** start **
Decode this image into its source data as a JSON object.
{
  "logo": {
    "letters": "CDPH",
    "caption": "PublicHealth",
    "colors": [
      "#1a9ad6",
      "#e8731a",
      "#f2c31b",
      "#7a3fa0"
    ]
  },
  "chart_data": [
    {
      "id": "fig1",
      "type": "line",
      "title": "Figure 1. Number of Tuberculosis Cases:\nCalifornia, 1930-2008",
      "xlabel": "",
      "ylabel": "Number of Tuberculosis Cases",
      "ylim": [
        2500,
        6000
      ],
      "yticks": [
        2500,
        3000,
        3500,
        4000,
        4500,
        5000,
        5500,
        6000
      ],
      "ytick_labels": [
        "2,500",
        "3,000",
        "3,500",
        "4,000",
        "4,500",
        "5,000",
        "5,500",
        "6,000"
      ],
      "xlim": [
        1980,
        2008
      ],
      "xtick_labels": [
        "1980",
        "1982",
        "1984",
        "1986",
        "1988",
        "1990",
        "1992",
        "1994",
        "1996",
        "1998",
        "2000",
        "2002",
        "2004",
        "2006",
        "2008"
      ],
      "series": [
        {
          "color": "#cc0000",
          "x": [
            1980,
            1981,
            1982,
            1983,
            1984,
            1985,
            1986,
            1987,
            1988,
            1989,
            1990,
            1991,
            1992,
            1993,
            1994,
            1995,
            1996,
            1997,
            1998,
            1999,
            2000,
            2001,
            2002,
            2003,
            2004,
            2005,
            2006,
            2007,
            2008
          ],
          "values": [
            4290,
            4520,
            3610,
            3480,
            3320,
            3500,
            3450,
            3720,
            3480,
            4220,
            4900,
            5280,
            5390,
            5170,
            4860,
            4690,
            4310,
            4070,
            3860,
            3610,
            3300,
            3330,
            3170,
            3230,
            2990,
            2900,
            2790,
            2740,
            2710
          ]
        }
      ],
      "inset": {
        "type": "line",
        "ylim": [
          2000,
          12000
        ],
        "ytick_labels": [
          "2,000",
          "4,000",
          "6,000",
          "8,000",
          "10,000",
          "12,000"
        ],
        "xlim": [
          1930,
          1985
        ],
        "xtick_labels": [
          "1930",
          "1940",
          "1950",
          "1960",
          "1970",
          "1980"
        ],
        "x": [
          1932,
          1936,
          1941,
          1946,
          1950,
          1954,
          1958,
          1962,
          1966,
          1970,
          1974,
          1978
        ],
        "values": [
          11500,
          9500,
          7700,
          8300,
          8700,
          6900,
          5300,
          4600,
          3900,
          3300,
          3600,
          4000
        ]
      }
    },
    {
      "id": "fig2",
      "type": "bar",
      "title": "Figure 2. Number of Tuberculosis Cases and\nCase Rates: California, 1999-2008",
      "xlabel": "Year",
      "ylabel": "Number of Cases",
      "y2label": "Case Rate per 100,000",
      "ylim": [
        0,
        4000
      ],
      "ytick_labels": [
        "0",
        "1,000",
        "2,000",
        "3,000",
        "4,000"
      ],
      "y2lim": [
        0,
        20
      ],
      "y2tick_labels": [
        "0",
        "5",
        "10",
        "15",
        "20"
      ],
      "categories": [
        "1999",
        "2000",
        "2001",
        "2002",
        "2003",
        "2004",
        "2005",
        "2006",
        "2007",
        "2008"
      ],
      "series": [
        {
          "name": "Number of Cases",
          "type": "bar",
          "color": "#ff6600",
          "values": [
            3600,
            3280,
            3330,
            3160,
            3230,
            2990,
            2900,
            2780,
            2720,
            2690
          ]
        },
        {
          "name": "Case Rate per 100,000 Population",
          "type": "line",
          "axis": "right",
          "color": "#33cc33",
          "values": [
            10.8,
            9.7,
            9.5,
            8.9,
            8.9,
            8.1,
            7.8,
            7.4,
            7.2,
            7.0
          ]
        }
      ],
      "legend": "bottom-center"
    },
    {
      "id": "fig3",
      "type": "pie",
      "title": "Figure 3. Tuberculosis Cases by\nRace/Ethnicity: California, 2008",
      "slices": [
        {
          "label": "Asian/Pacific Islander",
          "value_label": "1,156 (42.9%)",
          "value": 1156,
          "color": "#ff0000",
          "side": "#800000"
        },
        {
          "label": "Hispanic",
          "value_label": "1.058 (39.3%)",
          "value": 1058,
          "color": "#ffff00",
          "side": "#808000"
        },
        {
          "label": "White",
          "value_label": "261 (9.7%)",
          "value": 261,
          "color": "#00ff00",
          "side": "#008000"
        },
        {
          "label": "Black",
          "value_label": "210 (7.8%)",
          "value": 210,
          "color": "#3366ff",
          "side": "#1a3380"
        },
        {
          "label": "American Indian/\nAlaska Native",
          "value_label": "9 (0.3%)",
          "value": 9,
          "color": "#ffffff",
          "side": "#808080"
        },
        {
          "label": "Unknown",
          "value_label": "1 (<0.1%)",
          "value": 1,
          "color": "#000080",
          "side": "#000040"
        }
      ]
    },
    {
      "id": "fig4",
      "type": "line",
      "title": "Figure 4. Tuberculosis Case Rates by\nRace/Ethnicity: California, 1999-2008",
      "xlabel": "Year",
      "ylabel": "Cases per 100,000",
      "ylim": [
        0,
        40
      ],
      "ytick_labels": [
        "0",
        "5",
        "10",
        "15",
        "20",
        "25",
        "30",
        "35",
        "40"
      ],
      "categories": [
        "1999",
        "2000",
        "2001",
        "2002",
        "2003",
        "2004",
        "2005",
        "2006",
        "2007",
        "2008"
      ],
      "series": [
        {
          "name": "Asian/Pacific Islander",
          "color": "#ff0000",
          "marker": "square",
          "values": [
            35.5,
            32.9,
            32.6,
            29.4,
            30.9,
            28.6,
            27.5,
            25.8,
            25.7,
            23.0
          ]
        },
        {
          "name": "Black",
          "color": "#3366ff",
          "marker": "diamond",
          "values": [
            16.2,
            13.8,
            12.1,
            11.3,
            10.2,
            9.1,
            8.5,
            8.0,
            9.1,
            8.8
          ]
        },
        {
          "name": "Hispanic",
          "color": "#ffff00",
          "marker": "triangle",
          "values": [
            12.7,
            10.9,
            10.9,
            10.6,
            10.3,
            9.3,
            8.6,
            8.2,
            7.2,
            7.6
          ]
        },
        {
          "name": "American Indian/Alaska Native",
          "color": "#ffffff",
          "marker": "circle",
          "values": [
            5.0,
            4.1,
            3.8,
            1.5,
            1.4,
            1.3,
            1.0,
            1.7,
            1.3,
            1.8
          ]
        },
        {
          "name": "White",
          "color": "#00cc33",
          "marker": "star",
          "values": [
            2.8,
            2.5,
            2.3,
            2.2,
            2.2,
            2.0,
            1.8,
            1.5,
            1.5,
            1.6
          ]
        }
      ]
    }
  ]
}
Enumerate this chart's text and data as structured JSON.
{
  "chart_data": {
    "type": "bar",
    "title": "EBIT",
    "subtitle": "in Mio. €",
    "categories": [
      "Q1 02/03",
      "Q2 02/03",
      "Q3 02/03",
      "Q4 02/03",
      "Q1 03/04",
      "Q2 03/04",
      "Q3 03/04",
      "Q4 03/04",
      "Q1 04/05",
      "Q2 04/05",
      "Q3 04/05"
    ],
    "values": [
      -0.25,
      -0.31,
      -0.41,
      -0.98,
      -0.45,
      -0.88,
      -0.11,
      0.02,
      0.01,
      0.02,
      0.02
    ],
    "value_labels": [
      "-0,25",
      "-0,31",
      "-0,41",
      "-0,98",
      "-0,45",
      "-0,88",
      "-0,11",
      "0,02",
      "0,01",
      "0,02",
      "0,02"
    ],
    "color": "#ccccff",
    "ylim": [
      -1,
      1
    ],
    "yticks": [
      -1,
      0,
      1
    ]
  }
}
** end **
Extract each entry in full and write it down exactly.

Decode this image into its source data as a JSON object.
{
  "logo": {
    "letters": "CDPH",
    "caption": "PublicHealth",
    "colors": [
      "#1a9ad6",
      "#e8731a",
      "#f2c31b",
      "#7a3fa0"
    ]
  },
  "chart_data": [
    {
      "id": "fig1",
      "type": "line",
      "title": "Figure 1. Number of Tuberculosis Cases:\nCalifornia, 1930-2008",
      "xlabel": "",
      "ylabel": "Number of Tuberculosis Cases",
      "ylim": [
        2500,
        6000
      ],
      "yticks": [
        2500,
        3000,
        3500,
        4000,
        4500,
        5000,
        5500,
        6000
      ],
      "ytick_labels": [
        "2,500",
        "3,000",
        "3,500",
        "4,000",
        "4,500",
        "5,000",
        "5,500",
        "6,000"
      ],
      "xlim": [
        1980,
        2008
      ],
      "xtick_labels": [
        "1980",
        "1982",
        "1984",
        "1986",
        "1988",
        "1990",
        "1992",
        "1994",
        "1996",
        "1998",
        "2000",
        "2002",
        "2004",
        "2006",
        "2008"
      ],
      "series": [
        {
          "color": "#cc0000",
          "x": [
            1980,
            1981,
            1982,
            1983,
            1984,
            1985,
            1986,
            1987,
            1988,
            1989,
            1990,
            1991,
            1992,
            1993,
            1994,
            1995,
            1996,
            1997,
            1998,
            1999,
            2000,
            2001,
            2002,
            2003,
            2004,
            2005,
            2006,
            2007,
            2008
          ],
          "values": [
            4290,
            4520,
            3610,
            3480,
            3320,
            3500,
            3450,
            3720,
            3480,
            4220,
            4900,
            5280,
            5390,
            5170,
            4860,
            4690,
            4310,
            4070,
            3860,
            3610,
            3300,
            3330,
            3170,
            3230,
            2990,
            2900,
            2790,
            2740,
            2710
          ]
        }
      ],
      "inset": {
        "type": "line",
        "ylim": [
          2000,
          12000
        ],
        "ytick_labels": [
          "2,000",
          "4,000",
          "6,000",
          "8,000",
          "10,000",
          "12,000"
        ],
        "xlim": [
          1930,
          1985
        ],
        "xtick_labels": [
          "1930",
          "1940",
          "1950",
          "1960",
          "1970",
          "1980"
        ],
        "x": [
          1932,
          1936,
          1941,
          1946,
          1950,
          1954,
          1958,
          1962,
          1966,
          1970,
          1974,
          1978
        ],
        "values": [
          11500,
          9500,
          7700,
          8300,
          8700,
          6900,
          5300,
          4600,
          3900,
          3300,
          3600,
          4000
        ]
      }
    },
    {
      "id": "fig2",
      "type": "bar",
      "title": "Figure 2. Number of Tuberculosis Cases and\nCase Rates: California, 1999-2008",
      "xlabel": "Year",
      "ylabel": "Number of Cases",
      "y2label": "Case Rate per 100,000",
      "ylim": [
        0,
        4000
      ],
      "ytick_labels": [
        "0",
        "1,000",
        "2,000",
        "3,000",
        "4,000"
      ],
      "y2lim": [
        0,
        20
      ],
      "y2tick_labels": [
        "0",
        "5",
        "10",
        "15",
        "20"
      ],
      "categories": [
        "1999",
        "2000",
        "2001",
        "2002",
        "2003",
        "2004",
        "2005",
        "2006",
        "2007",
        "2008"
      ],
      "series": [
        {
          "name": "Number of Cases",
          "type": "bar",
          "color": "#ff6600",
          "values": [
            3600,
            3280,
            3330,
            3160,
            3230,
            2990,
            2900,
            2780,
            2720,
            2690
          ]
        },
        {
          "name": "Case Rate per 100,000 Population",
          "type": "line",
          "axis": "right",
          "color": "#33cc33",
          "values": [
            10.8,
            9.7,
            9.5,
            8.9,
            8.9,
            8.1,
            7.8,
            7.4,
            7.2,
            7.0
          ]
        }
      ],
      "legend": "bottom-center"
    },
    {
      "id": "fig3",
      "type": "pie",
      "title": "Figure 3. Tuberculosis Cases by\nRace/Ethnicity: California, 2008",
      "slices": [
        {
          "label": "Asian/Pacific Islander",
          "value_label": "1,156 (42.9%)",
          "value": 1156,
          "color": "#ff0000",
          "side": "#800000"
        },
        {
          "label": "Hispanic",
          "value_label": "1.058 (39.3%)",
          "value": 1058,
          "color": "#ffff00",
          "side": "#808000"
        },
        {
          "label": "White",
          "value_label": "261 (9.7%)",
          "value": 261,
          "color": "#00ff00",
          "side": "#008000"
        },
        {
          "label": "Black",
          "value_label": "210 (7.8%)",
          "value": 210,
          "color": "#3366ff",
          "side": "#1a3380"
        },
        {
          "label": "American Indian/\nAlaska Native",
          "value_label": "9 (0.3%)",
          "value": 9,
          "color": "#ffffff",
          "side": "#808080"
        },
        {
          "label": "Unknown",
          "value_label": "1 (<0.1%)",
          "value": 1,
          "color": "#000080",
          "side": "#000040"
        }
      ]
    },
    {
      "id": "fig4",
      "type": "line",
      "title": "Figure 4. Tuberculosis Case Rates by\nRace/Ethnicity: California, 1999-2008",
      "xlabel": "Year",
      "ylabel": "Cases per 100,000",
      "ylim": [
        0,
        40
      ],
      "ytick_labels": [
        "0",
        "5",
        "10",
        "15",
        "20",
        "25",
        "30",
        "35",
        "40"
      ],
      "categories": [
        "1999",
        "2000",
        "2001",
        "2002",
        "2003",
        "2004",
        "2005",
        "2006",
        "2007",
        "2008"
      ],
      "series": [
        {
          "name": "Asian/Pacific Islander",
          "color": "#ff0000",
          "marker": "square",
          "values": [
            35.5,
            32.9,
            32.6,
            29.4,
            30.9,
            28.6,
            27.5,
            25.8,
            25.7,
            23.0
          ]
        },
        {
          "name": "Black",
          "color": "#3366ff",
          "marker": "diamond",
          "values": [
            16.2,
            13.8,
            12.1,
            11.3,
            10.2,
            9.1,
            8.5,
            8.0,
            9.1,
            8.8
          ]
        },
        {
          "name": "Hispanic",
          "color": "#ffff00",
          "marker": "triangle",
          "values": [
            12.7,
            10.9,
            10.9,
            10.6,
            10.3,
            9.3,
            8.6,
            8.2,
            7.2,
            7.6
          ]
        },
        {
          "name": "American Indian/Alaska Native",
          "color": "#ffffff",
          "marker": "circle",
          "values": [
            5.0,
            4.1,
            3.8,
            1.5,
            1.4,
            1.3,
            1.0,
            1.7,
            1.3,
            1.8
          ]
        },
        {
          "name": "White",
          "color": "#00cc33",
          "marker": "star",
          "values": [
            2.8,
            2.5,
            2.3,
            2.2,
            2.2,
            2.0,
            1.8,
            1.5,
            1.5,
            1.6
          ]
        }
      ]
    }
  ]
}
Enumerate this chart's text and data as structured JSON.
{
  "chart_data": {
    "type": "bar",
    "title": "EBIT",
    "subtitle": "in Mio. €",
    "categories": [
      "Q1 02/03",
      "Q2 02/03",
      "Q3 02/03",
      "Q4 02/03",
      "Q1 03/04",
      "Q2 03/04",
      "Q3 03/04",
      "Q4 03/04",
      "Q1 04/05",
      "Q2 04/05",
      "Q3 04/05"
    ],
    "values": [
      -0.25,
      -0.31,
      -0.41,
      -0.98,
      -0.45,
      -0.88,
      -0.11,
      0.02,
      0.01,
      0.02,
      0.02
    ],
    "value_labels": [
      "-0,25",
      "-0,31",
      "-0,41",
      "-0,98",
      "-0,45",
      "-0,88",
      "-0,11",
      "0,02",
      "0,01",
      "0,02",
      "0,02"
    ],
    "color": "#ccccff",
    "ylim": [
      -1,
      1
    ],
    "yticks": [
      -1,
      0,
      1
    ]
  }
}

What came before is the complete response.